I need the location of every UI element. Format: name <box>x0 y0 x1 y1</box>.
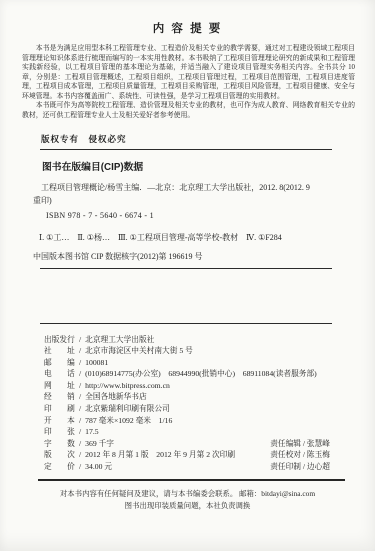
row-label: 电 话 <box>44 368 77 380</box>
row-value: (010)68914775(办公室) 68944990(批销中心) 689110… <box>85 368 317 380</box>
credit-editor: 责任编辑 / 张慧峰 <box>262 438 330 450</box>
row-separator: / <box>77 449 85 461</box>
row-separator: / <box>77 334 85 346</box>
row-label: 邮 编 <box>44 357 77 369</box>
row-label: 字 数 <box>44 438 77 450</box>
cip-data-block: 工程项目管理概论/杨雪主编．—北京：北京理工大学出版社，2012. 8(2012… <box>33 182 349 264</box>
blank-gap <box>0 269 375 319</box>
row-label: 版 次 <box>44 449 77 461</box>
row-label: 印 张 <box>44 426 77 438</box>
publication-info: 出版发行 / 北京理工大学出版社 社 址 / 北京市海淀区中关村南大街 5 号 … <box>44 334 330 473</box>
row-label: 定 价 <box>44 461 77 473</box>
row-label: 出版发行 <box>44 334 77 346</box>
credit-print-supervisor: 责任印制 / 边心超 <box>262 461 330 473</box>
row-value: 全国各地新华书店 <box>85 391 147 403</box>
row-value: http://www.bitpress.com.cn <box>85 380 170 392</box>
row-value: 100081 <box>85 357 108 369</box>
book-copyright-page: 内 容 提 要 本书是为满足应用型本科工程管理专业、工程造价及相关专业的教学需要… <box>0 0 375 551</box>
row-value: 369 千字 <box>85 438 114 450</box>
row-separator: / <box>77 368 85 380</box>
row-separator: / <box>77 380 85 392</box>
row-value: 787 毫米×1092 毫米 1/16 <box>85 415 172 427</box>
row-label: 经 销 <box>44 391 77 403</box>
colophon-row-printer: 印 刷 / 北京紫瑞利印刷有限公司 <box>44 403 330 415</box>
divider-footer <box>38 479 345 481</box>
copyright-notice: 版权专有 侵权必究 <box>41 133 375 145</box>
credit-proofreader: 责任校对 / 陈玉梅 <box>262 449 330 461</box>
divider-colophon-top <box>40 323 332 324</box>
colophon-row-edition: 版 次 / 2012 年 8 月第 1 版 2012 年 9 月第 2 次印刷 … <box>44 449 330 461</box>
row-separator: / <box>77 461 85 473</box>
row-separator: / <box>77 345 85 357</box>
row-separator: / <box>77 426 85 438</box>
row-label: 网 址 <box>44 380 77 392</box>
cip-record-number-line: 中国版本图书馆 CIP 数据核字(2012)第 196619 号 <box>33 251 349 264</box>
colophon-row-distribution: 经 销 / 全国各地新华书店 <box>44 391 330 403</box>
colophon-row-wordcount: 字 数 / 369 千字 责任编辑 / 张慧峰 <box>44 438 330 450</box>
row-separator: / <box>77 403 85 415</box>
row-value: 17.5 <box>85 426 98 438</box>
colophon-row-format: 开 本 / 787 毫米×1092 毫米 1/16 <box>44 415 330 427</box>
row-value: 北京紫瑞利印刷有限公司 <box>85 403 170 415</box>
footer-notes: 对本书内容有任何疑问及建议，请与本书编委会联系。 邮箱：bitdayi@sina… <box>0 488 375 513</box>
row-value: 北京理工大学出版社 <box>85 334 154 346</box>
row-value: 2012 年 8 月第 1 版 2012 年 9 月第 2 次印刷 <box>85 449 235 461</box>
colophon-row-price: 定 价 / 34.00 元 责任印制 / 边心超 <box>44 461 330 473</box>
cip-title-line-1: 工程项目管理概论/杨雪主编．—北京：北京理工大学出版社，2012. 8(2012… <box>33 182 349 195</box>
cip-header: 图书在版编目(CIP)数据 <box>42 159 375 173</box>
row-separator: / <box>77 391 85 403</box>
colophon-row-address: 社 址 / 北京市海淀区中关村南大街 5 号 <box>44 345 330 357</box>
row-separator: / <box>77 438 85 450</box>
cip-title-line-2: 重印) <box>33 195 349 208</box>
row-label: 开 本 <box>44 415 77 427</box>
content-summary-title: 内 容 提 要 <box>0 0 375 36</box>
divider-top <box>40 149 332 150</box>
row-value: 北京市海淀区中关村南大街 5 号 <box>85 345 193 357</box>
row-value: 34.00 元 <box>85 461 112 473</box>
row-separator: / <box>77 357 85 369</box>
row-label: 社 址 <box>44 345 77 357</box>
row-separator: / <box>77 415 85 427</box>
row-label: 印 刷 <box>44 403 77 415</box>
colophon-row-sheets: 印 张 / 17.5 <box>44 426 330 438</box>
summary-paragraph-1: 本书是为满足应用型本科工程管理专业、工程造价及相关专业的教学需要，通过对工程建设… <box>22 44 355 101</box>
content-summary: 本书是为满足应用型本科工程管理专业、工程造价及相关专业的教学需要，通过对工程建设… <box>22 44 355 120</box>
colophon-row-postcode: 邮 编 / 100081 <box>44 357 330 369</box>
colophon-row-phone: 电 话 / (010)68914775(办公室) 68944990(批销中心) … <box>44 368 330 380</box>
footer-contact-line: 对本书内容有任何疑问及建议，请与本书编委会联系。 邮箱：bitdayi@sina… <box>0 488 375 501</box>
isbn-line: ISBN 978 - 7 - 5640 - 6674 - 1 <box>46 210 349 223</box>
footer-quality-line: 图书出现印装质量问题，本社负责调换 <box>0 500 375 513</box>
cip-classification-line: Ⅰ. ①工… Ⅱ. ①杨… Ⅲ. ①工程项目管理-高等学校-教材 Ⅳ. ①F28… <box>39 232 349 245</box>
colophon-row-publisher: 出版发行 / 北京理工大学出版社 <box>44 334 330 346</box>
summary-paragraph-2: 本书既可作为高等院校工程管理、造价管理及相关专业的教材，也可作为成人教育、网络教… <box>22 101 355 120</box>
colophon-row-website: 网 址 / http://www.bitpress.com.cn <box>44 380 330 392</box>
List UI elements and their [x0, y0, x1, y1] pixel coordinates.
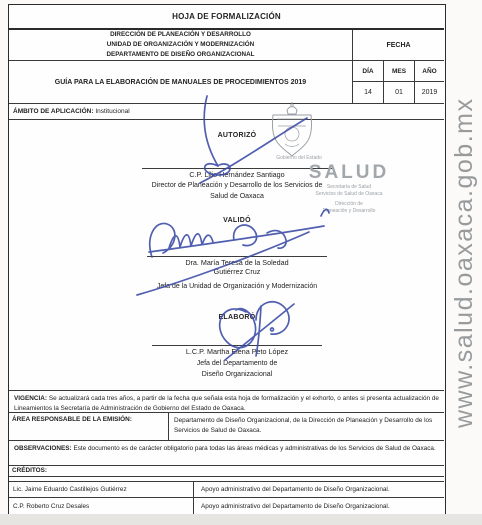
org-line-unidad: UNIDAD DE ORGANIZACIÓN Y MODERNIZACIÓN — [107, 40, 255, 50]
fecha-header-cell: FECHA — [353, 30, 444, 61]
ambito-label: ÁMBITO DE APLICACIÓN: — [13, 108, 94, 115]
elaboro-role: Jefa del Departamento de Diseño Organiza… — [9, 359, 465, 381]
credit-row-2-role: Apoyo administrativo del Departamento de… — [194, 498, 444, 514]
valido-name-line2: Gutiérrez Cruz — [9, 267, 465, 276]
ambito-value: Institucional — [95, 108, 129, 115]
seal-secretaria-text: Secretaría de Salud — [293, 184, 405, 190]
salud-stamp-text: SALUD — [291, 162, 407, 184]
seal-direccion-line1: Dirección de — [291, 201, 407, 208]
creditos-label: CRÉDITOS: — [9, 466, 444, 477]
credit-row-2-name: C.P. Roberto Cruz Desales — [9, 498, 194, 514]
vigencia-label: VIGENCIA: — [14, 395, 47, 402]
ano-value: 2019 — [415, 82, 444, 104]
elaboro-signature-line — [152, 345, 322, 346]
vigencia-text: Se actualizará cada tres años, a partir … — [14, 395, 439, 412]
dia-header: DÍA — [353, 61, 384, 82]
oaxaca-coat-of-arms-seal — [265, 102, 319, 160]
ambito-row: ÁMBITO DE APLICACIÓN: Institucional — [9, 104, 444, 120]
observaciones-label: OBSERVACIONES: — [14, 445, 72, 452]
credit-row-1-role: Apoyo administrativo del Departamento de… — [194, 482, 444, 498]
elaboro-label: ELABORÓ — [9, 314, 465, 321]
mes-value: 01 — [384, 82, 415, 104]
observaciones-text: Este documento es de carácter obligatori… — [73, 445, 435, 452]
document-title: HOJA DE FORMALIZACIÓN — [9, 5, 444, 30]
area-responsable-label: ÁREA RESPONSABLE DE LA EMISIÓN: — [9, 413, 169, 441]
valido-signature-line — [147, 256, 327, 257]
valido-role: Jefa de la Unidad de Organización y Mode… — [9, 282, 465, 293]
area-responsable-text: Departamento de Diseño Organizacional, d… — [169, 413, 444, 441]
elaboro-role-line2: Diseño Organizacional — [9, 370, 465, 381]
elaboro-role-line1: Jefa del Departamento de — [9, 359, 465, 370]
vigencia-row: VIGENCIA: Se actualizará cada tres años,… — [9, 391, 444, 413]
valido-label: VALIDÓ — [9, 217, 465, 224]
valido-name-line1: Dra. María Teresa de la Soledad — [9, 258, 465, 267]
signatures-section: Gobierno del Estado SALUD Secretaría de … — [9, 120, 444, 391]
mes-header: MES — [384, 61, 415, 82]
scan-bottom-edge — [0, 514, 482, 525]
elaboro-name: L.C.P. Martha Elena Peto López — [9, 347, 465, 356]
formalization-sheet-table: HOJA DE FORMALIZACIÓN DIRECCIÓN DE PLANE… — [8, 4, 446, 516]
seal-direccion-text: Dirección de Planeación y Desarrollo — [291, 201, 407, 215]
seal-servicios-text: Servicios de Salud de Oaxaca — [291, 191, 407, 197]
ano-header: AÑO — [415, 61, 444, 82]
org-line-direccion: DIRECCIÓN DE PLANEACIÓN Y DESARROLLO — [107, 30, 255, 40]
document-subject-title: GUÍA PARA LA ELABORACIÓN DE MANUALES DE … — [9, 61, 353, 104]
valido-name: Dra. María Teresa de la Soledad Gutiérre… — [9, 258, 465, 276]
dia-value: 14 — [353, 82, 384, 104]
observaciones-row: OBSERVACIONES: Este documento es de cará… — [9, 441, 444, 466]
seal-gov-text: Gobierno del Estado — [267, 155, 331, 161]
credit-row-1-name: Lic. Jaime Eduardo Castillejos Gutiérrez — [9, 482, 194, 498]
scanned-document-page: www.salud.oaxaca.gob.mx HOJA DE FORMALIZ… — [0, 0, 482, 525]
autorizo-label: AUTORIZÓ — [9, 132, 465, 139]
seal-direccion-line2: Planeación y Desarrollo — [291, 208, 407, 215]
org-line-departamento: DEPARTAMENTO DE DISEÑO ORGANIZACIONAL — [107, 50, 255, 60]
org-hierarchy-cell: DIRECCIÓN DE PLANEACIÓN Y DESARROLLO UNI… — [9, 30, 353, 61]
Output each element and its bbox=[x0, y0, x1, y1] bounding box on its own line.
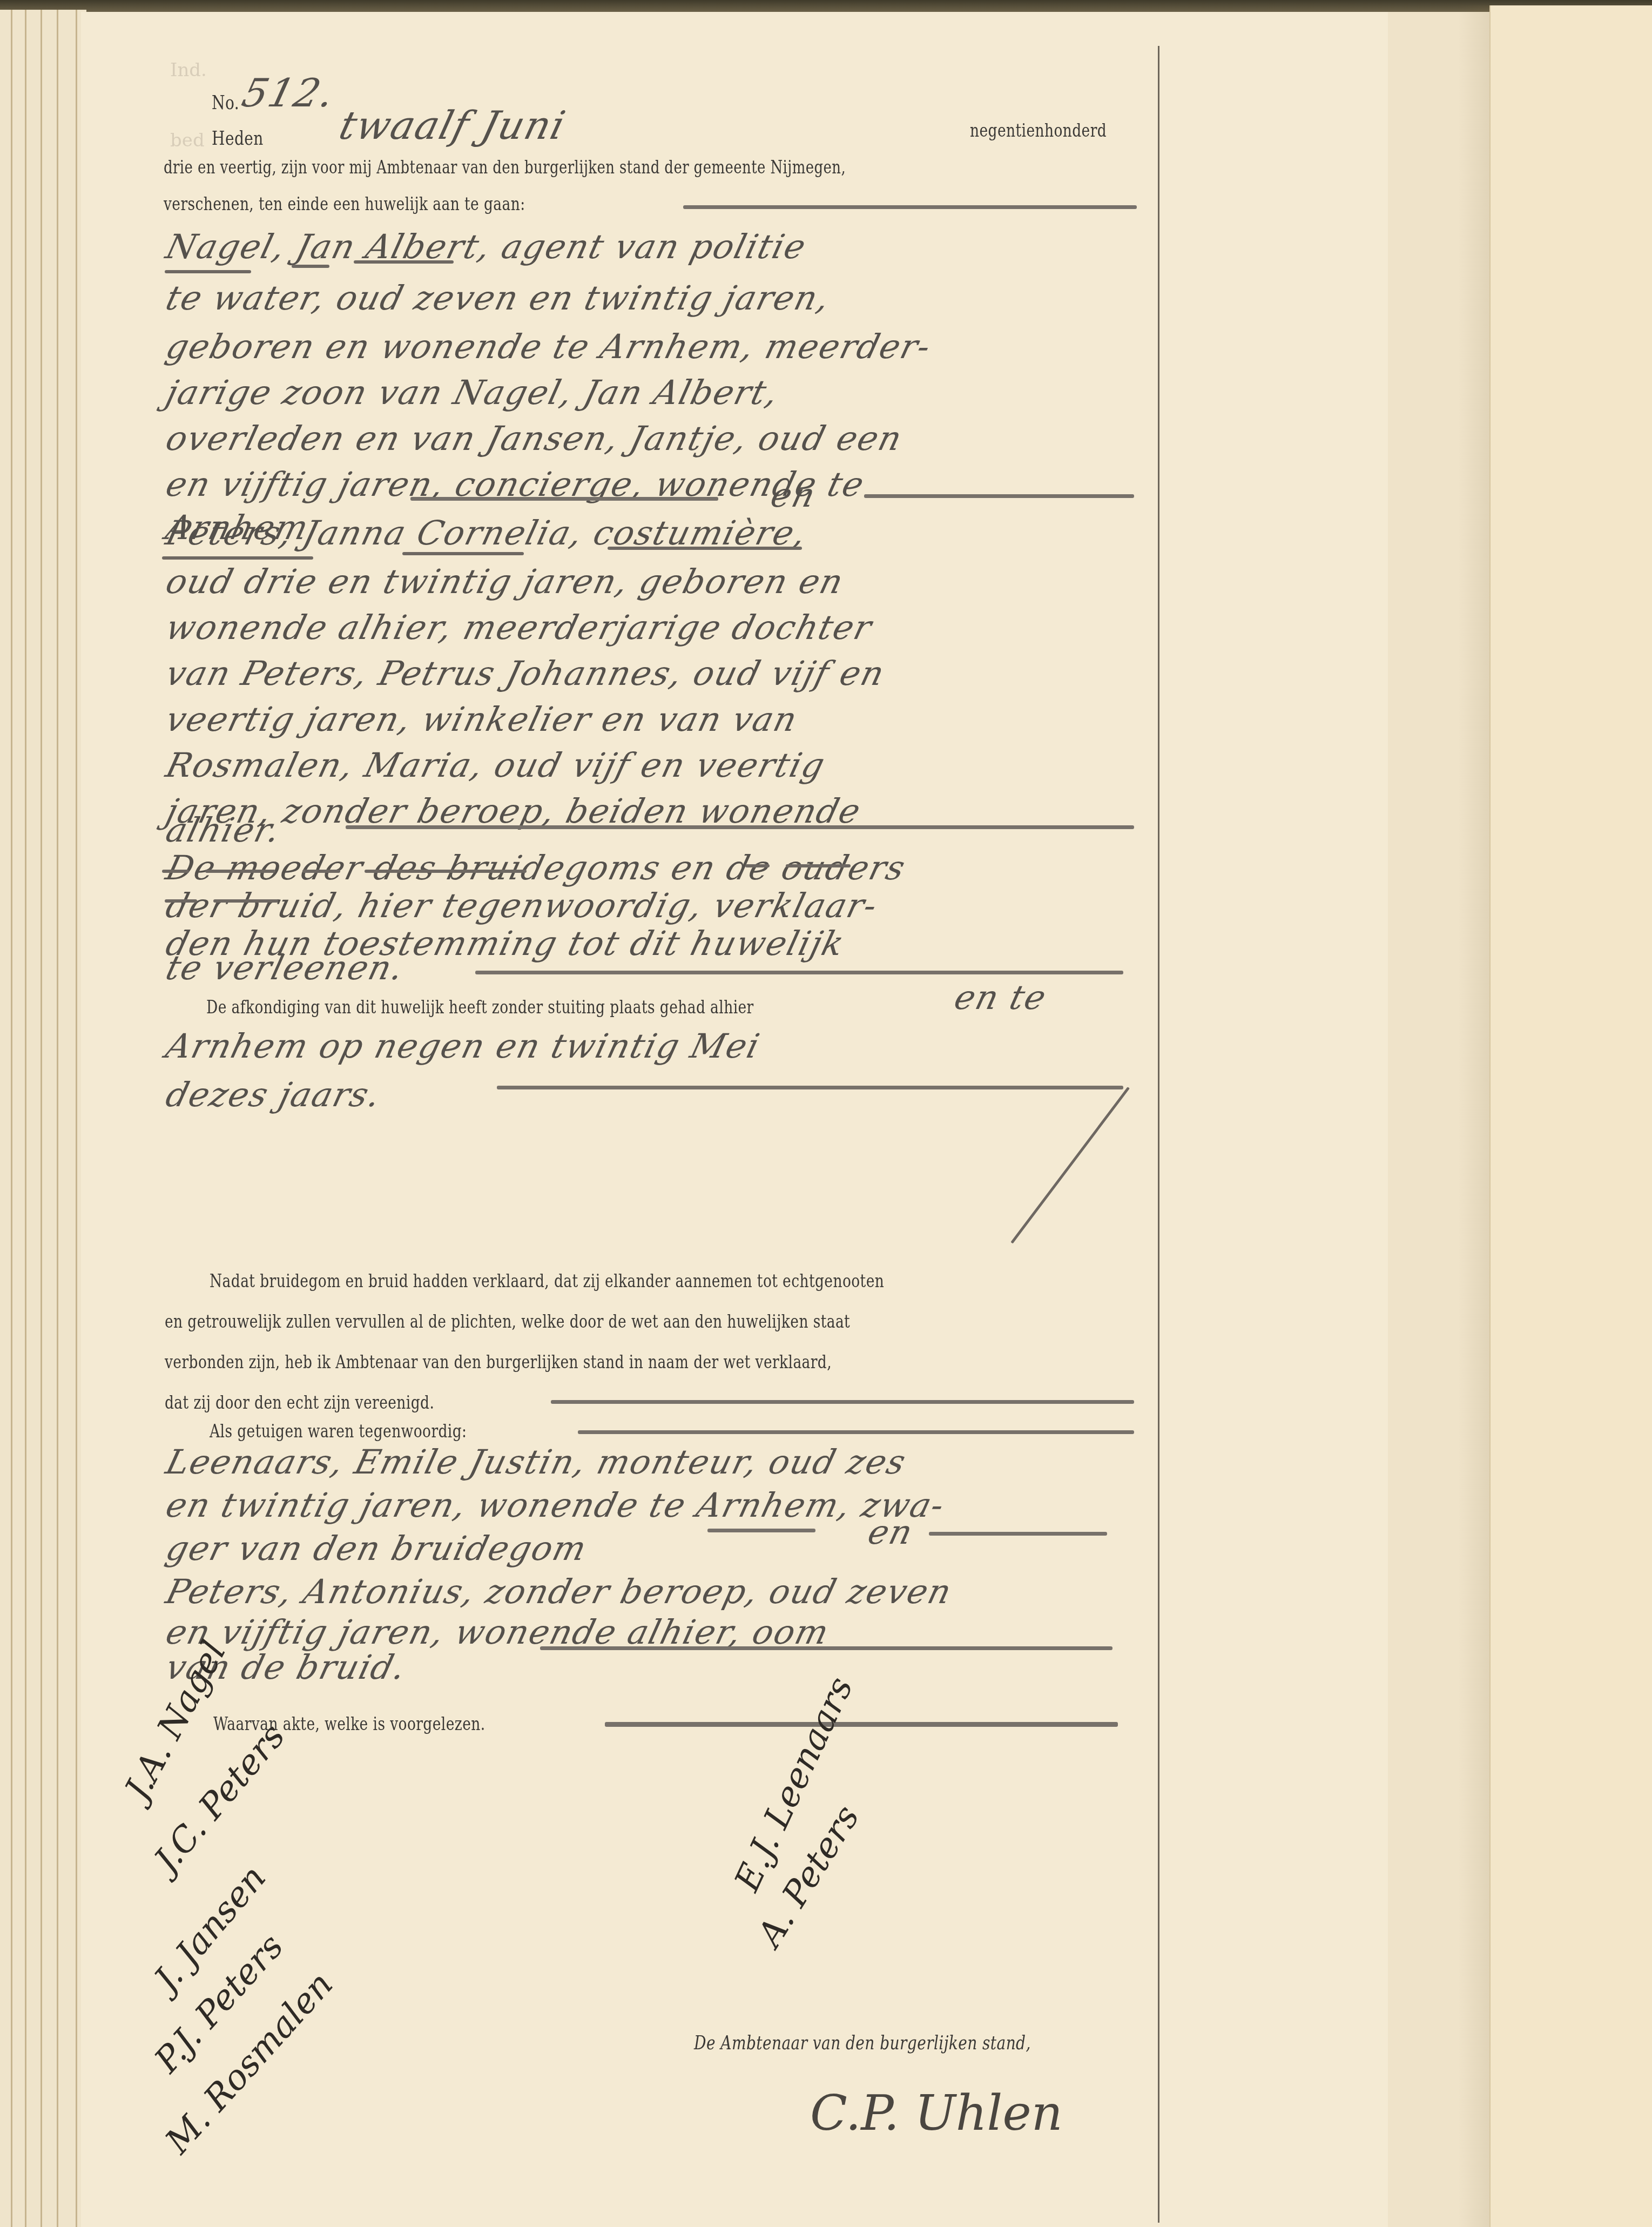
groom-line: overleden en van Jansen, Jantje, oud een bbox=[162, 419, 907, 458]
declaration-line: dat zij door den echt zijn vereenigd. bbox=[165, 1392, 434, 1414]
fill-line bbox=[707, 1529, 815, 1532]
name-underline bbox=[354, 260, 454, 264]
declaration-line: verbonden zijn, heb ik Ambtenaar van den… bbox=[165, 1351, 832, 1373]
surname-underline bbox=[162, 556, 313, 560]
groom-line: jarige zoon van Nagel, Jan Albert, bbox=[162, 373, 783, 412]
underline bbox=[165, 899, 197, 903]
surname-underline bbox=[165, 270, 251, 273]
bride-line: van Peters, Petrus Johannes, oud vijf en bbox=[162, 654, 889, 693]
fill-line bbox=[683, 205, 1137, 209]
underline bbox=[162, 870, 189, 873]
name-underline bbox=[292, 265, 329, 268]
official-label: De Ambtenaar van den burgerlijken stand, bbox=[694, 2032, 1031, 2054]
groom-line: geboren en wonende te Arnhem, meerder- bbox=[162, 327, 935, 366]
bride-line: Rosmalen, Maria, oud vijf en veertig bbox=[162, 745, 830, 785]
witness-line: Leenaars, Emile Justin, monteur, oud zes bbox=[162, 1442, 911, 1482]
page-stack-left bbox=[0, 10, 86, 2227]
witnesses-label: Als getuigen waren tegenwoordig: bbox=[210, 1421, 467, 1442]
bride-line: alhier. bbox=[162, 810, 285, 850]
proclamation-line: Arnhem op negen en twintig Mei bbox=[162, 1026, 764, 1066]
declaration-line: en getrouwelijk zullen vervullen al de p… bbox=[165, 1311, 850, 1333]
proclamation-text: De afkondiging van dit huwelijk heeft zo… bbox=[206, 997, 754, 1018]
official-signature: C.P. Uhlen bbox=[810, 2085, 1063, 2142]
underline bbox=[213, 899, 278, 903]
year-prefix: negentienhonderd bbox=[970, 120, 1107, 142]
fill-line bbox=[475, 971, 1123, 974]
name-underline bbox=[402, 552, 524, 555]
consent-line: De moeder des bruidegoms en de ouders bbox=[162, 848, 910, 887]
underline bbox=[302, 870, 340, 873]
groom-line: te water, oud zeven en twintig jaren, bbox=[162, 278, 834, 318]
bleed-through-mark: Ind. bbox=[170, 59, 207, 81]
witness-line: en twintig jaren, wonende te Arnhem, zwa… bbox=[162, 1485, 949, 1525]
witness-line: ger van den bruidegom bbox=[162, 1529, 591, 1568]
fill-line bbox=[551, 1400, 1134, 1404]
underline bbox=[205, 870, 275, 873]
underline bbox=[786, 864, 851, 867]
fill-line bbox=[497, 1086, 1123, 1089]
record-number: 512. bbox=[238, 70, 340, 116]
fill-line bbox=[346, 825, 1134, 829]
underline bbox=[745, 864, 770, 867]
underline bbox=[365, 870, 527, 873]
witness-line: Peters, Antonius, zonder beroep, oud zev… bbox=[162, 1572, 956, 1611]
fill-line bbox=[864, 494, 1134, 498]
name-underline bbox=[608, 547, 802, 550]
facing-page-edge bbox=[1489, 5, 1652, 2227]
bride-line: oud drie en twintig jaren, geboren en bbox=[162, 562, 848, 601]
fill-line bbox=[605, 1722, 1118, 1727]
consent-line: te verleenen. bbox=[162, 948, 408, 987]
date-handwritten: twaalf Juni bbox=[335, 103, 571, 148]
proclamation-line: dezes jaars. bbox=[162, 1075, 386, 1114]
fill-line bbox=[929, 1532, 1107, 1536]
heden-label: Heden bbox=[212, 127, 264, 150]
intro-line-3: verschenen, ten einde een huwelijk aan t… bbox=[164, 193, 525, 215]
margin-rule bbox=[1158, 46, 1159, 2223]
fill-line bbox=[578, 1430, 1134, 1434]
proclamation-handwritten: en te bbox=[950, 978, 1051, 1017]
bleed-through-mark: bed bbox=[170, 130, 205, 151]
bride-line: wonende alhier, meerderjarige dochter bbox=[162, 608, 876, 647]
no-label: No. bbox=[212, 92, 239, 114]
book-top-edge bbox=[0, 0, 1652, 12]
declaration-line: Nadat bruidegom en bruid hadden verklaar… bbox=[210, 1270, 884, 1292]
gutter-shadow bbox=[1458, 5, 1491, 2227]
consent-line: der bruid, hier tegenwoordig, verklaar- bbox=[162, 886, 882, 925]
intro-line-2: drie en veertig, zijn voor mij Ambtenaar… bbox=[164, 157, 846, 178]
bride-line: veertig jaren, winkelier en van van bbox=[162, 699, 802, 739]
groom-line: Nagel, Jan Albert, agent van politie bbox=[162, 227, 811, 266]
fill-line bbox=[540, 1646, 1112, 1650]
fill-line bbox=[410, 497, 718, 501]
::::
(Exercise prompt)
Repeat the lines word for word, starting at the line that contains "row-label: 电 话 <box>44 368 77 380</box>" and stopping after the line that contains "row-separator: / <box>77 426 85 438</box>".

(The result)
row-label: 电 话 <box>44 368 77 380</box>
row-value: (010)68914775(办公室) 68944990(批销中心) 689110… <box>85 368 317 380</box>
credit-editor: 责任编辑 / 张慧峰 <box>262 438 330 450</box>
row-separator: / <box>77 449 85 461</box>
row-separator: / <box>77 334 85 346</box>
row-label: 邮 编 <box>44 357 77 369</box>
row-label: 字 数 <box>44 438 77 450</box>
cip-data-block: 工程项目管理概论/杨雪主编．—北京：北京理工大学出版社，2012. 8(2012… <box>33 182 349 264</box>
blank-gap <box>0 269 375 319</box>
row-label: 版 次 <box>44 449 77 461</box>
row-label: 印 张 <box>44 426 77 438</box>
publication-info: 出版发行 / 北京理工大学出版社 社 址 / 北京市海淀区中关村南大街 5 号 … <box>44 334 330 473</box>
row-label: 定 价 <box>44 461 77 473</box>
row-label: 出版发行 <box>44 334 77 346</box>
credit-print-supervisor: 责任印制 / 边心超 <box>262 461 330 473</box>
row-value: 全国各地新华书店 <box>85 391 147 403</box>
row-value: http://www.bitpress.com.cn <box>85 380 170 392</box>
row-value: 100081 <box>85 357 108 369</box>
book-copyright-page: 内 容 提 要 本书是为满足应用型本科工程管理专业、工程造价及相关专业的教学需要… <box>0 0 375 551</box>
row-value: 369 千字 <box>85 438 114 450</box>
row-separator: / <box>77 368 85 380</box>
row-separator: / <box>77 380 85 392</box>
row-value: 787 毫米×1092 毫米 1/16 <box>85 415 172 427</box>
row-label: 经 销 <box>44 391 77 403</box>
colophon-row-printer: 印 刷 / 北京紫瑞利印刷有限公司 <box>44 403 330 415</box>
divider-footer <box>38 479 345 481</box>
copyright-notice: 版权专有 侵权必究 <box>41 133 375 145</box>
credit-proofreader: 责任校对 / 陈玉梅 <box>262 449 330 461</box>
divider-colophon-top <box>40 323 332 324</box>
colophon-row-edition: 版 次 / 2012 年 8 月第 1 版 2012 年 9 月第 2 次印刷 … <box>44 449 330 461</box>
row-separator: / <box>77 461 85 473</box>
row-separator: / <box>77 345 85 357</box>
row-separator: / <box>77 426 85 438</box>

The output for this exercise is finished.